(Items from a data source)

▽

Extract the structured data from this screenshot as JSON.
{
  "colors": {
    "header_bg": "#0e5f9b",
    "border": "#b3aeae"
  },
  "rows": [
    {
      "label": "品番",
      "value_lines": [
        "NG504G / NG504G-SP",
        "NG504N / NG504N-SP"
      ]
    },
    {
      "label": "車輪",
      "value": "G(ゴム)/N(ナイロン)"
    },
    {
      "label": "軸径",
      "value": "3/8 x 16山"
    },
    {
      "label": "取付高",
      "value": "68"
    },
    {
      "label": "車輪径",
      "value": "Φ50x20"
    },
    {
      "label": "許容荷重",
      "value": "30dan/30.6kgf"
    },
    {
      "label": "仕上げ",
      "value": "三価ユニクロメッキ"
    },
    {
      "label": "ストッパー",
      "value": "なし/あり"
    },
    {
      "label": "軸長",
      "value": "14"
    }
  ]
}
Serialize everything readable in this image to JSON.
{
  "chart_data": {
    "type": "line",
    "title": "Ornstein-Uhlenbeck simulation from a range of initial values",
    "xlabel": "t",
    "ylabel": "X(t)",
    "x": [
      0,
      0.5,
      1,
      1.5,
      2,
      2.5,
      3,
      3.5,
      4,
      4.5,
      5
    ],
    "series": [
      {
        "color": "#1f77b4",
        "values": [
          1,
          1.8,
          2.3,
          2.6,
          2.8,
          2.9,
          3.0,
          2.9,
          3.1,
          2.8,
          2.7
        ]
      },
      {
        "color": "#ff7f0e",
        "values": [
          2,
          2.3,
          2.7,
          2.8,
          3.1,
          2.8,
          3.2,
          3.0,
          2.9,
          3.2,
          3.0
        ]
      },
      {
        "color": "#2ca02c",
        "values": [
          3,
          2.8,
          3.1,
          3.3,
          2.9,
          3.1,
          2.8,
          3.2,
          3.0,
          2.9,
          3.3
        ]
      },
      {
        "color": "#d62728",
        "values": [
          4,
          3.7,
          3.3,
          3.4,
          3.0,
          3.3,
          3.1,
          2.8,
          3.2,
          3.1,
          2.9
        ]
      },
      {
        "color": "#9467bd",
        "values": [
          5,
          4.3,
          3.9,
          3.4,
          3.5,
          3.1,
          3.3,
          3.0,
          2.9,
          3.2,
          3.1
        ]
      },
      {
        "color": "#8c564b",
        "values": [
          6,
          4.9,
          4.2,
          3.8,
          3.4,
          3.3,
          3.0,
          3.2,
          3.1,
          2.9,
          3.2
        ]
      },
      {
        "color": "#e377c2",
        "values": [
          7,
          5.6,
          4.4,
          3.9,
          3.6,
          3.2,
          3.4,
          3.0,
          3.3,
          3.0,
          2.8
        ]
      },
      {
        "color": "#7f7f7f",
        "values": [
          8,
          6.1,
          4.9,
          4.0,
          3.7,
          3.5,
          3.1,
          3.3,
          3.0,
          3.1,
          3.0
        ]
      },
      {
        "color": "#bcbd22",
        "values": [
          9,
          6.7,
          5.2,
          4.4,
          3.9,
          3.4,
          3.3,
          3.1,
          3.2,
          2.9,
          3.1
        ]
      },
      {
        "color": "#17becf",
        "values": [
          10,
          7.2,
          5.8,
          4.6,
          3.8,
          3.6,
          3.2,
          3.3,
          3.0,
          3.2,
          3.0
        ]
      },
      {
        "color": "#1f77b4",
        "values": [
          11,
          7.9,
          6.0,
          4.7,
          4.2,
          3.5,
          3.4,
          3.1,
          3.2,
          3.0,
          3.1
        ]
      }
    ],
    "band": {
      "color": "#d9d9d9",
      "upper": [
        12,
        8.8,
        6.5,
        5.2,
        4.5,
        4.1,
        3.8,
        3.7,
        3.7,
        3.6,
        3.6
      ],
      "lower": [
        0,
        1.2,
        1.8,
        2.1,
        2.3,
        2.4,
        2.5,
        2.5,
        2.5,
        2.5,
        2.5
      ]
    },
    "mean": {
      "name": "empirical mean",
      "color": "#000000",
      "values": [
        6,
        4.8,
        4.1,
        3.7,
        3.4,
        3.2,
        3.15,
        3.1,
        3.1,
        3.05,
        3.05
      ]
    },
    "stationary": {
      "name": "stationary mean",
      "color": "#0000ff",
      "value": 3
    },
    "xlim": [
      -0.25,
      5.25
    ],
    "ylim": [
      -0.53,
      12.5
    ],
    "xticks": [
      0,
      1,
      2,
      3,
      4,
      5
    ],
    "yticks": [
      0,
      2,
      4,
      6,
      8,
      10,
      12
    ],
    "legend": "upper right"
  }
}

△

→ YOUR TASK:
Extract every line above that contains the word "mean".

→ ANSWER TO THIS EXERCISE:
    "mean": {
      "name": "empirical mean",
      "name": "stationary mean",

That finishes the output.